**ENTRIES PROVIDED:**

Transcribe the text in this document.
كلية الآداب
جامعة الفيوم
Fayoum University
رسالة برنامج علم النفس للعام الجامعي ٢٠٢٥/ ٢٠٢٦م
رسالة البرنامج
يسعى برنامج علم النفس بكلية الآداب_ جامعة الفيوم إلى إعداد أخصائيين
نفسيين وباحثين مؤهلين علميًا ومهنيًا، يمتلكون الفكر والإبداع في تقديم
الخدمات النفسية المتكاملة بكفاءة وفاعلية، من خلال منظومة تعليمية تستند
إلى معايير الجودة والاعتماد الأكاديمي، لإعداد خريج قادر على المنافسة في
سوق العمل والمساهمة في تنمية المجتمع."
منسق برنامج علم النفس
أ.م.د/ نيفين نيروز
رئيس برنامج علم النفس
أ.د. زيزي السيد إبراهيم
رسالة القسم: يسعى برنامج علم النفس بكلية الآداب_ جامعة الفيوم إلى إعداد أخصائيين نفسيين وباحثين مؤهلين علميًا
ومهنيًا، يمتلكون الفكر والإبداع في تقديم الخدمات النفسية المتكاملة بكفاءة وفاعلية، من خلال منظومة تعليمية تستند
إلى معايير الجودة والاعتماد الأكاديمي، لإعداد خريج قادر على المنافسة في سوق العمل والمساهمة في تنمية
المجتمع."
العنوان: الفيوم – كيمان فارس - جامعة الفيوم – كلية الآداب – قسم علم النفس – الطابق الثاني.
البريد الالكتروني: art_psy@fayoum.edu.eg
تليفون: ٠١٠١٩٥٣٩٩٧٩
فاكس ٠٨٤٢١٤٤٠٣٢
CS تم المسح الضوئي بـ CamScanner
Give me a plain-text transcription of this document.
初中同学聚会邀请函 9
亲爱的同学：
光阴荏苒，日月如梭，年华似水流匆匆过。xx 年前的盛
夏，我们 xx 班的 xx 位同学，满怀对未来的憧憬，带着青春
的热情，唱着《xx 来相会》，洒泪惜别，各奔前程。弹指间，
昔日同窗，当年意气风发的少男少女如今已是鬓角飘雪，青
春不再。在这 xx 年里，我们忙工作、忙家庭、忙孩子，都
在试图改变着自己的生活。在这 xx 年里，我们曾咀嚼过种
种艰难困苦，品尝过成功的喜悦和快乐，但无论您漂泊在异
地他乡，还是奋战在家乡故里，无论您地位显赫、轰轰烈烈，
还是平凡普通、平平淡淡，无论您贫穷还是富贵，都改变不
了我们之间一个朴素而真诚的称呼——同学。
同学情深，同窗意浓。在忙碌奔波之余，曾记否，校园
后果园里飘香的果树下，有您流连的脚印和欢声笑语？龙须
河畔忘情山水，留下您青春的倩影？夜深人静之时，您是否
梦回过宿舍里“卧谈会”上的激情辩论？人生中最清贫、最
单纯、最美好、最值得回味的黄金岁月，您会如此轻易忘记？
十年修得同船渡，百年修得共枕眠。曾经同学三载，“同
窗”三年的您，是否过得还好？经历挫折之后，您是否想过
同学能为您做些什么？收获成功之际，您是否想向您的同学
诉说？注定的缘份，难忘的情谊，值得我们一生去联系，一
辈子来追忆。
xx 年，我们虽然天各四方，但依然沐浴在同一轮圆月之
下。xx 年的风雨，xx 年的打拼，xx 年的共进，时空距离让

**TASK GOAL:** Copy every line verbatim.

**EXERCISE RESULT:**
Transcribe the text in this document.
كلية الآداب
جامعة الفيوم
Fayoum University
رسالة برنامج علم النفس للعام الجامعي ٢٠٢٥/ ٢٠٢٦م
رسالة البرنامج
يسعى برنامج علم النفس بكلية الآداب_ جامعة الفيوم إلى إعداد أخصائيين
نفسيين وباحثين مؤهلين علميًا ومهنيًا، يمتلكون الفكر والإبداع في تقديم
الخدمات النفسية المتكاملة بكفاءة وفاعلية، من خلال منظومة تعليمية تستند
إلى معايير الجودة والاعتماد الأكاديمي، لإعداد خريج قادر على المنافسة في
سوق العمل والمساهمة في تنمية المجتمع."
منسق برنامج علم النفس
أ.م.د/ نيفين نيروز
رئيس برنامج علم النفس
أ.د. زيزي السيد إبراهيم
رسالة القسم: يسعى برنامج علم النفس بكلية الآداب_ جامعة الفيوم إلى إعداد أخصائيين نفسيين وباحثين مؤهلين علميًا
ومهنيًا، يمتلكون الفكر والإبداع في تقديم الخدمات النفسية المتكاملة بكفاءة وفاعلية، من خلال منظومة تعليمية تستند
إلى معايير الجودة والاعتماد الأكاديمي، لإعداد خريج قادر على المنافسة في سوق العمل والمساهمة في تنمية
المجتمع."
العنوان: الفيوم – كيمان فارس - جامعة الفيوم – كلية الآداب – قسم علم النفس – الطابق الثاني.
البريد الالكتروني: art_psy@fayoum.edu.eg
تليفون: ٠١٠١٩٥٣٩٩٧٩
فاكس ٠٨٤٢١٤٤٠٣٢
CS تم المسح الضوئي بـ CamScanner
Give me a plain-text transcription of this document.
初中同学聚会邀请函 9
亲爱的同学：
光阴荏苒，日月如梭，年华似水流匆匆过。xx 年前的盛
夏，我们 xx 班的 xx 位同学，满怀对未来的憧憬，带着青春
的热情，唱着《xx 来相会》，洒泪惜别，各奔前程。弹指间，
昔日同窗，当年意气风发的少男少女如今已是鬓角飘雪，青
春不再。在这 xx 年里，我们忙工作、忙家庭、忙孩子，都
在试图改变着自己的生活。在这 xx 年里，我们曾咀嚼过种
种艰难困苦，品尝过成功的喜悦和快乐，但无论您漂泊在异
地他乡，还是奋战在家乡故里，无论您地位显赫、轰轰烈烈，
还是平凡普通、平平淡淡，无论您贫穷还是富贵，都改变不
了我们之间一个朴素而真诚的称呼——同学。
同学情深，同窗意浓。在忙碌奔波之余，曾记否，校园
后果园里飘香的果树下，有您流连的脚印和欢声笑语？龙须
河畔忘情山水，留下您青春的倩影？夜深人静之时，您是否
梦回过宿舍里“卧谈会”上的激情辩论？人生中最清贫、最
单纯、最美好、最值得回味的黄金岁月，您会如此轻易忘记？
十年修得同船渡，百年修得共枕眠。曾经同学三载，“同
窗”三年的您，是否过得还好？经历挫折之后，您是否想过
同学能为您做些什么？收获成功之际，您是否想向您的同学
诉说？注定的缘份，难忘的情谊，值得我们一生去联系，一
辈子来追忆。
xx 年，我们虽然天各四方，但依然沐浴在同一轮圆月之
下。xx 年的风雨，xx 年的打拼，xx 年的共进，时空距离让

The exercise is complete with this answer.